■ **Stated goal**:
Extract the listing in its entirety, keeping each line identical to the original.

A run of records:
========

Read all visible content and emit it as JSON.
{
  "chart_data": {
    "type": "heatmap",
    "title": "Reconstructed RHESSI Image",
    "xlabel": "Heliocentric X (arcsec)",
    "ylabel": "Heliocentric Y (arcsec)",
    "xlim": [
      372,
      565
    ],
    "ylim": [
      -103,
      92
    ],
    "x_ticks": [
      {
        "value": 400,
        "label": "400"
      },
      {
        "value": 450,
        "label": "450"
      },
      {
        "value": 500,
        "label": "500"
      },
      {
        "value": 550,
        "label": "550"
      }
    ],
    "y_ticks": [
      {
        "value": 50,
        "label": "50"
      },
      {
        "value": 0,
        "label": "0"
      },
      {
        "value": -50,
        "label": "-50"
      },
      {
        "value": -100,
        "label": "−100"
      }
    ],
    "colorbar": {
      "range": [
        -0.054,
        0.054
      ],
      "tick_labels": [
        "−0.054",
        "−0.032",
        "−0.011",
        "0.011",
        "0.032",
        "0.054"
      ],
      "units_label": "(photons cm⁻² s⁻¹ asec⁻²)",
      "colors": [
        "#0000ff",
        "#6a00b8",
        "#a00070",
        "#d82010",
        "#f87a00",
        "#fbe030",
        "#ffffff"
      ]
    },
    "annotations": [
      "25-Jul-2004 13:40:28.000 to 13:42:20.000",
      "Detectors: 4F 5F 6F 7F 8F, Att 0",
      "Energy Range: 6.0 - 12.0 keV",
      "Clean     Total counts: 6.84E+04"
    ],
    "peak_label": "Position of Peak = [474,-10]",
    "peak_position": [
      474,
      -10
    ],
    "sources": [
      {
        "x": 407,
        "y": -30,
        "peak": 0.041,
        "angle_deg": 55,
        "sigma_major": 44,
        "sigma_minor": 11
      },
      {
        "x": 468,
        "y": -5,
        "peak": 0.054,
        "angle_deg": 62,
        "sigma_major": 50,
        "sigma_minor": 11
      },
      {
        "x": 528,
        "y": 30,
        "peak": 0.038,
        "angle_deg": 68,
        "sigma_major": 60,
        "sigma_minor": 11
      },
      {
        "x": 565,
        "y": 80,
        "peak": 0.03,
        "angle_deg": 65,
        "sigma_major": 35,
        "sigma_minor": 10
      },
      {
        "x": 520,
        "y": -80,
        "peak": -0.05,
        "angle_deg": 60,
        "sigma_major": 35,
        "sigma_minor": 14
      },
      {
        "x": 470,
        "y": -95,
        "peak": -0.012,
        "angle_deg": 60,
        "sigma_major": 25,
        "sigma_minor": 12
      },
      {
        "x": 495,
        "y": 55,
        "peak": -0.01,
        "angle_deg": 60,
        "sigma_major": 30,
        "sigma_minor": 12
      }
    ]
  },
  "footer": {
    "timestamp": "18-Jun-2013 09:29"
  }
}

========

■ **Solution to this exercise**:
Read all visible content and emit it as JSON.
{
  "chart_data": {
    "type": "heatmap",
    "title": "Reconstructed RHESSI Image",
    "xlabel": "Heliocentric X (arcsec)",
    "ylabel": "Heliocentric Y (arcsec)",
    "xlim": [
      372,
      565
    ],
    "ylim": [
      -103,
      92
    ],
    "x_ticks": [
      {
        "value": 400,
        "label": "400"
      },
      {
        "value": 450,
        "label": "450"
      },
      {
        "value": 500,
        "label": "500"
      },
      {
        "value": 550,
        "label": "550"
      }
    ],
    "y_ticks": [
      {
        "value": 50,
        "label": "50"
      },
      {
        "value": 0,
        "label": "0"
      },
      {
        "value": -50,
        "label": "-50"
      },
      {
        "value": -100,
        "label": "−100"
      }
    ],
    "colorbar": {
      "range": [
        -0.054,
        0.054
      ],
      "tick_labels": [
        "−0.054",
        "−0.032",
        "−0.011",
        "0.011",
        "0.032",
        "0.054"
      ],
      "units_label": "(photons cm⁻² s⁻¹ asec⁻²)",
      "colors": [
        "#0000ff",
        "#6a00b8",
        "#a00070",
        "#d82010",
        "#f87a00",
        "#fbe030",
        "#ffffff"
      ]
    },
    "annotations": [
      "25-Jul-2004 13:40:28.000 to 13:42:20.000",
      "Detectors: 4F 5F 6F 7F 8F, Att 0",
      "Energy Range: 6.0 - 12.0 keV",
      "Clean     Total counts: 6.84E+04"
    ],
    "peak_label": "Position of Peak = [474,-10]",
    "peak_position": [
      474,
      -10
    ],
    "sources": [
      {
        "x": 407,
        "y": -30,
        "peak": 0.041,
        "angle_deg": 55,
        "sigma_major": 44,
        "sigma_minor": 11
      },
      {
        "x": 468,
        "y": -5,
        "peak": 0.054,
        "angle_deg": 62,
        "sigma_major": 50,
        "sigma_minor": 11
      },
      {
        "x": 528,
        "y": 30,
        "peak": 0.038,
        "angle_deg": 68,
        "sigma_major": 60,
        "sigma_minor": 11
      },
      {
        "x": 565,
        "y": 80,
        "peak": 0.03,
        "angle_deg": 65,
        "sigma_major": 35,
        "sigma_minor": 10
      },
      {
        "x": 520,
        "y": -80,
        "peak": -0.05,
        "angle_deg": 60,
        "sigma_major": 35,
        "sigma_minor": 14
      },
      {
        "x": 470,
        "y": -95,
        "peak": -0.012,
        "angle_deg": 60,
        "sigma_major": 25,
        "sigma_minor": 12
      },
      {
        "x": 495,
        "y": 55,
        "peak": -0.01,
        "angle_deg": 60,
        "sigma_major": 30,
        "sigma_minor": 12
      }
    ]
  },
  "footer": {
    "timestamp": "18-Jun-2013 09:29"
  }
}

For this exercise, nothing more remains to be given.